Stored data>
───

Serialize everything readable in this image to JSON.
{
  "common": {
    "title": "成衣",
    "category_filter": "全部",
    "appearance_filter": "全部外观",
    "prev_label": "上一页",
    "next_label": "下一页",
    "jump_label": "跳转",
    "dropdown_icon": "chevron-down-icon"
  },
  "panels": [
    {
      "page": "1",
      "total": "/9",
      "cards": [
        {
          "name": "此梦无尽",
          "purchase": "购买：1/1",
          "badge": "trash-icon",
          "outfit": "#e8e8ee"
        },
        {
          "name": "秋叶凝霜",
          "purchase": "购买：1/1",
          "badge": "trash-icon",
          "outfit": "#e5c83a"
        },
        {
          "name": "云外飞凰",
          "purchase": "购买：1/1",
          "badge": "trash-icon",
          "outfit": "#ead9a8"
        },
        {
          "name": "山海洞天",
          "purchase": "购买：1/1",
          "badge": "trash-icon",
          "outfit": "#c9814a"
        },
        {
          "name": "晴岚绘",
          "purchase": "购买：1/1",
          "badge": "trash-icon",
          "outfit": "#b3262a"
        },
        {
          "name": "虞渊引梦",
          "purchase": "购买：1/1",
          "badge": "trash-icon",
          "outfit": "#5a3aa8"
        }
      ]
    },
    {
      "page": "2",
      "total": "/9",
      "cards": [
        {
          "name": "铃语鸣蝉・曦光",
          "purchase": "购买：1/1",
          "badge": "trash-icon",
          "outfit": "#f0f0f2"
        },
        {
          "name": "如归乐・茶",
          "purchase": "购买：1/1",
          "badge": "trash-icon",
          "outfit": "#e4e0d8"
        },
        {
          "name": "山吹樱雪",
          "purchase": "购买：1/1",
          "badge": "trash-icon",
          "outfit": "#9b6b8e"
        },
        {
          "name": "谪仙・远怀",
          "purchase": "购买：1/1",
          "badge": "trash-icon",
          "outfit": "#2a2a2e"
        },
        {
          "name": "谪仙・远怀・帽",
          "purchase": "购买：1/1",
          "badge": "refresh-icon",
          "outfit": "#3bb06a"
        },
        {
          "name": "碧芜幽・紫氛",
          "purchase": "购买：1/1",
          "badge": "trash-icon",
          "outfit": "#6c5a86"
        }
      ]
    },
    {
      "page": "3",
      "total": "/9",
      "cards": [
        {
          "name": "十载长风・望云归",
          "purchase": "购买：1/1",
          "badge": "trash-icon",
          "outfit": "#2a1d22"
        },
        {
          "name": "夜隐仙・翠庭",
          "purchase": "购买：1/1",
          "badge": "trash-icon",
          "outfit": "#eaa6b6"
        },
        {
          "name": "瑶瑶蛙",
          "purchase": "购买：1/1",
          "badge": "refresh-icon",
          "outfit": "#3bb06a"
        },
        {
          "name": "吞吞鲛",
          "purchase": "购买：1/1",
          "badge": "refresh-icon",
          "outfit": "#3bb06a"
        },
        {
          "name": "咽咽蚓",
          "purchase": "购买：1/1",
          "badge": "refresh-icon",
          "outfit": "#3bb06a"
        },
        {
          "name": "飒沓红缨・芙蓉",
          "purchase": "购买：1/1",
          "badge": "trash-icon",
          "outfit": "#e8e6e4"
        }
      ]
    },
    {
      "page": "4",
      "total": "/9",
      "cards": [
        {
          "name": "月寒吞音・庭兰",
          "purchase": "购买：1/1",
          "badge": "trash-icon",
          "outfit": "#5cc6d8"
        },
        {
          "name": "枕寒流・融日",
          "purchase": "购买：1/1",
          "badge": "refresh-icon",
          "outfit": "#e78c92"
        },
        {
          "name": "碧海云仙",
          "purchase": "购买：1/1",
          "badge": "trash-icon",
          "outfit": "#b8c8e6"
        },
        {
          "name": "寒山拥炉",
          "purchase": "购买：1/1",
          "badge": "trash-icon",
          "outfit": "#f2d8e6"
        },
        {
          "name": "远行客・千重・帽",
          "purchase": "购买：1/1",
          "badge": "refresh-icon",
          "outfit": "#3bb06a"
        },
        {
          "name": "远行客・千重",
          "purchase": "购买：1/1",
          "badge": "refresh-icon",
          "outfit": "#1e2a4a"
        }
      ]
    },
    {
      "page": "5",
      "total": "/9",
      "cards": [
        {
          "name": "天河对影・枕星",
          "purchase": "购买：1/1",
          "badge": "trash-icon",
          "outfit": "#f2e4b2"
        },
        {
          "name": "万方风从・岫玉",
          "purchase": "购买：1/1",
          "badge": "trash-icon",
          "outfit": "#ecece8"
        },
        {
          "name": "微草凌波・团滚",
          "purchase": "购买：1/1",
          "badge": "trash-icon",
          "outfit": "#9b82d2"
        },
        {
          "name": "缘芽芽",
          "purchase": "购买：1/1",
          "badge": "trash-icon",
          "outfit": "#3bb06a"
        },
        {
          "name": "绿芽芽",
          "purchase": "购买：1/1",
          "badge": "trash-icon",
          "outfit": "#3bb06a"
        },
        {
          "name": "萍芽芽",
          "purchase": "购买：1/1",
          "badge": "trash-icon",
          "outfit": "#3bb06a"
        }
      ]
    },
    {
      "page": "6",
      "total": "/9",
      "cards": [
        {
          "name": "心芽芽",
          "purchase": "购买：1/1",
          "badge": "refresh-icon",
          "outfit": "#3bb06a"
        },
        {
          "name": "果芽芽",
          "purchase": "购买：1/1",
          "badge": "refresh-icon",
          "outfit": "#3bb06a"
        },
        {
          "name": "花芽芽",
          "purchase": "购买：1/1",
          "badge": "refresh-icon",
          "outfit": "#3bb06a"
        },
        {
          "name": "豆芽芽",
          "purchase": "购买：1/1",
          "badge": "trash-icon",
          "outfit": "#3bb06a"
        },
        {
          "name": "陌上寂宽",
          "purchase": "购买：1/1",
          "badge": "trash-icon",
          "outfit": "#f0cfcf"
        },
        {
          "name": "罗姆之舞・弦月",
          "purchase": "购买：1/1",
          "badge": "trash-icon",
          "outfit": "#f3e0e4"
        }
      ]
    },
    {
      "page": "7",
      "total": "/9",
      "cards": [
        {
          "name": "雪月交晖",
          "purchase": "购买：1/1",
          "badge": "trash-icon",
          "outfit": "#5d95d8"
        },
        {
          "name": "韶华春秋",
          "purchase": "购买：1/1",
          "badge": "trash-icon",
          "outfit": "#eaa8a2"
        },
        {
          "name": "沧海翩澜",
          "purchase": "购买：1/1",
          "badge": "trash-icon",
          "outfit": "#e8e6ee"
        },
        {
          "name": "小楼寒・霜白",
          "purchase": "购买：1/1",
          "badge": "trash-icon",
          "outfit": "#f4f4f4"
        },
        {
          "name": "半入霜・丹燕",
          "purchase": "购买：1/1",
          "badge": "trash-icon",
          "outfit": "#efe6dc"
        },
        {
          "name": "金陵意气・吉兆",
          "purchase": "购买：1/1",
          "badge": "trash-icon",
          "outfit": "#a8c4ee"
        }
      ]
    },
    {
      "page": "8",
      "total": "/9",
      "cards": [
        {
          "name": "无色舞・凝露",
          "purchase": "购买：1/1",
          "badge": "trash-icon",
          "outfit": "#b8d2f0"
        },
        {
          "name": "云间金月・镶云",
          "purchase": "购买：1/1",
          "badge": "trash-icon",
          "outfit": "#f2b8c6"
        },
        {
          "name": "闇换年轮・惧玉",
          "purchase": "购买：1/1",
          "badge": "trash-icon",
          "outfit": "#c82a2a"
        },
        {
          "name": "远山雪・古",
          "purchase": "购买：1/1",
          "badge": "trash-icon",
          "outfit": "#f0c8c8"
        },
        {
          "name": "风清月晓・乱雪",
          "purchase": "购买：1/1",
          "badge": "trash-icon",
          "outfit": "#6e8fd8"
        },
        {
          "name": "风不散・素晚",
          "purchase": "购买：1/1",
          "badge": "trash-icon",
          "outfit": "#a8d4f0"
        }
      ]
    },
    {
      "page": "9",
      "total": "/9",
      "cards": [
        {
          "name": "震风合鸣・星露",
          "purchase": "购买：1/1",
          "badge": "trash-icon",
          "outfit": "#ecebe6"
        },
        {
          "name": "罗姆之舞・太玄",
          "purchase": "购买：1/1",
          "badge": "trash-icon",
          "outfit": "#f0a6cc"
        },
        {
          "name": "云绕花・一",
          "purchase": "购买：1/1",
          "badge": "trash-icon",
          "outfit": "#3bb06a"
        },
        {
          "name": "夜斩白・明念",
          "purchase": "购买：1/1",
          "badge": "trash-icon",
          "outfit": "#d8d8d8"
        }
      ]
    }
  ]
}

───

Problem>
Go through the records above, find every line with the word "page", and list those lines.

Result of the task>
      "page": "1",
      "page": "2",
      "page": "3",
      "page": "4",
      "page": "5",
      "page": "6",
      "page": "7",
      "page": "8",
      "page": "9",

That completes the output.